◆ Extrait du texte ◆
L’œuvre de Lénine est d’une étendue, d’une profondeur, d’une portée telles qu’il faut un travail assidu et approfondi pour en mesurer toute la grandeur.
L’œuvre de Karl Marx est encore aujourd’hui, 41 ans après la mort du maître, loin d’être épuisée. Comme le montra Rosa Luxembourg, cette œuvre se rattache étroitement aux besoins qui se manifestent successivement aux diverses phases de la lutte de classe prolétarienne.
La classe ouvrière ne puise dans la théorie que ce dont elle a besoin, dans la phase actuelle de la lutte de classe. Elle ne peut se permettre le luxe de cultiver la théorie pour la théorie. La théorie marxiste aplanit cependant assez loin à l’avance les voies à la pratique de la lutte de classes et plus la théorie est profonde et logique plus elle devance la pratique.
Les relations entre la théorie et la pratique révolutionnaires sont naturellement loin d’être invariables ; leur caractère est dialectique. La pratique de la lutte de classes fécondée par la théorie, devient à son tour un terrain propice au développement de nouvelles conceptions théoriques.
On peut comparer les relations existant entre la théorie et la pratique révolutionnaires à celles qui s’établissent entre les sciences naturelles pures et les sciences appliquées.
Le génie mathématique d’un Gauss ou d’un Riemann, par exemple, avaient développéil y a longtemps les méthodes dont fit plus tard usage la théorie de la relativité. L’inépuisable arsenal théorique de Karl Marx a d’abord donné à la classe ouvrière les moyens de se créer une idéologie politique propre en se séparant de la bourgeoisie encore révolutionnaire à cette époque.

◆ Énoncé 1 ◆
Recopiez mot pour mot le passage du texte sur Lénine et Marx allant de "L’œuvre de Lénine" à "devance la pratique.".
◆ Énoncé 2 ◆
Répondez aux questions suivantes d'après le texte sur Lénine et Marx.
(a) Combien d'années se sont écoulées depuis la mort de Karl Marx ?
(b) À quelles relations le texte compare-t-il celles qui existent entre la théorie et la pratique révolutionnaires ?
(c) Quels mathématiciens sont cités en exemple ?
◆ Énoncé 3 ◆
Rédigez la suite du texte sur Lénine et Marx à partir de sa dernière phrase.
Les lignes ci-après proviennent d'une source différente.

◆ Données disponibles ◆
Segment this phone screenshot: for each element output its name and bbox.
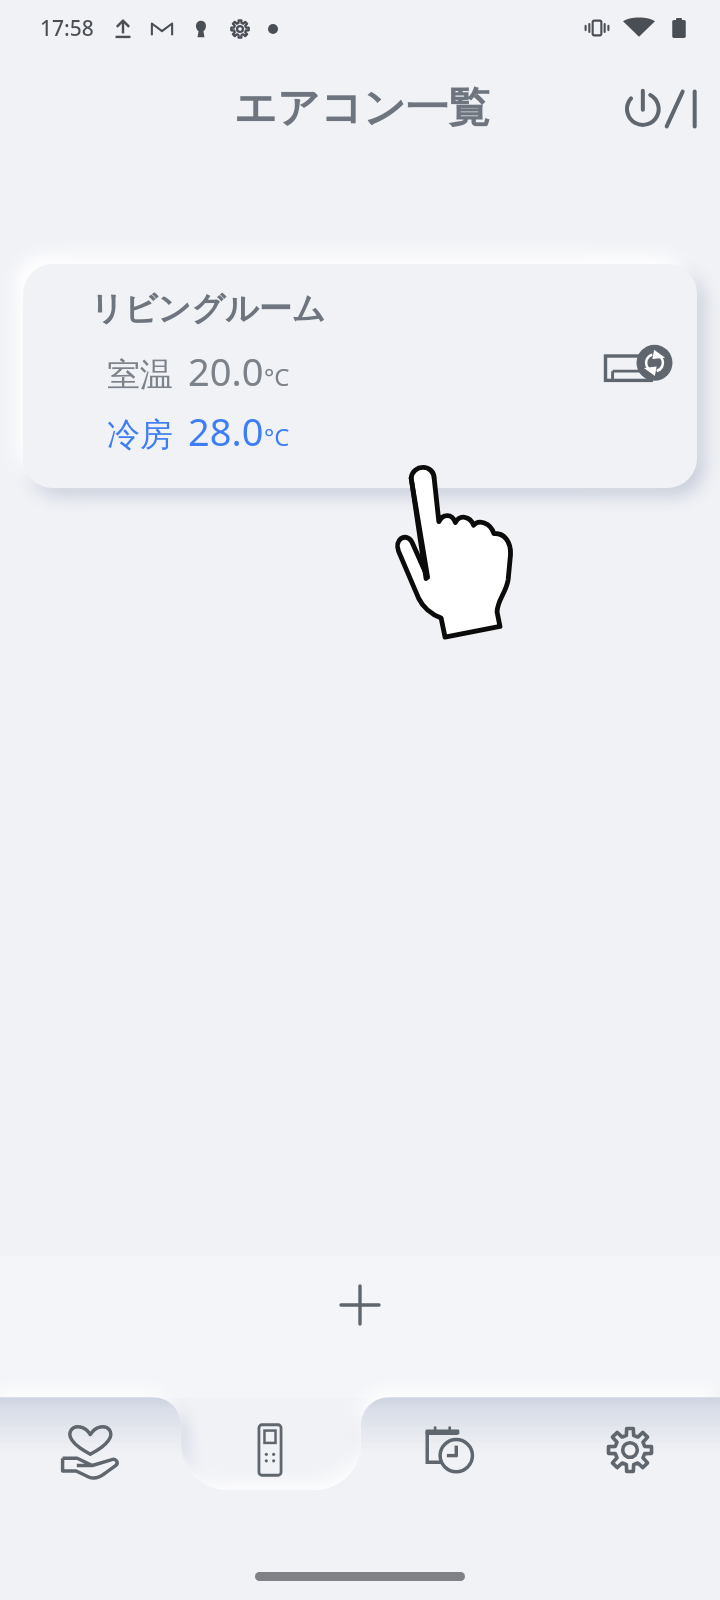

◆ Résultat attendu 1 ◆
L’œuvre de Lénine est d’une étendue, d’une profondeur, d’une portée telles qu’il faut un travail assidu et approfondi pour en mesurer toute la grandeur.
L’œuvre de Karl Marx est encore aujourd’hui, 41 ans après la mort du maître, loin d’être épuisée. Comme le montra Rosa Luxembourg, cette œuvre se rattache étroitement aux besoins qui se manifestent successivement aux diverses phases de la lutte de classe prolétarienne.
La classe ouvrière ne puise dans la théorie que ce dont elle a besoin, dans la phase actuelle de la lutte de classe. Elle ne peut se permettre le luxe de cultiver la théorie pour la théorie. La théorie marxiste aplanit cependant assez loin à l’avance les voies à la pratique de la lutte de classes et plus la théorie est profonde et logique plus elle devance la pratique.

◆ Résultat attendu 2 ◆
(a) 41 ans.
(b) À celles qui s'établissent entre les sciences naturelles pures et les sciences appliquées.
(c) Gauss et Riemann.

◆ Résultat attendu 3 ◆
La classe ouvrière a ainsi pu se constituer consciemment en classe indépendante. La doctrine marxiste fournit plus tard les idées qui guidèrent la classe ouvrière dans une longue période de luttes parlementaires, de luttes économiques, de vaste organisation politique et syndicale. La théorie marxiste nous trace enfin – à grands traits généraux – les chemins et l’action révolutionnaire finale qui préparera l’avènement d’une société soviétiste dont les constructeurs s’inspireront, eux aussi, des idées de Marx.
Rien ne prouve mieux l’incomparable génie de Marx que ces faits. À l’époque où la ligne de démarcation entre les révolutions bourgeoise et prolétarienne commençait à peine à se distinguer, au seuil de la période d’expansion de l’économie capitaliste et du pouvoir bourgeois, aux timides débuts de la lutte de classe prolétarienne, Marx sut esquisser à grands traits les directives essentielles de la lutte révolutionnaire finale et de l’édification qui suivra. Il devança de loin son époque, non point en édifiant un système philosophique basé sur la spéculation abstraite, mais en faisant l’analyse profondément réaliste de l’économie et de la politique capitaliste et des phénomènes de la lutte des classes.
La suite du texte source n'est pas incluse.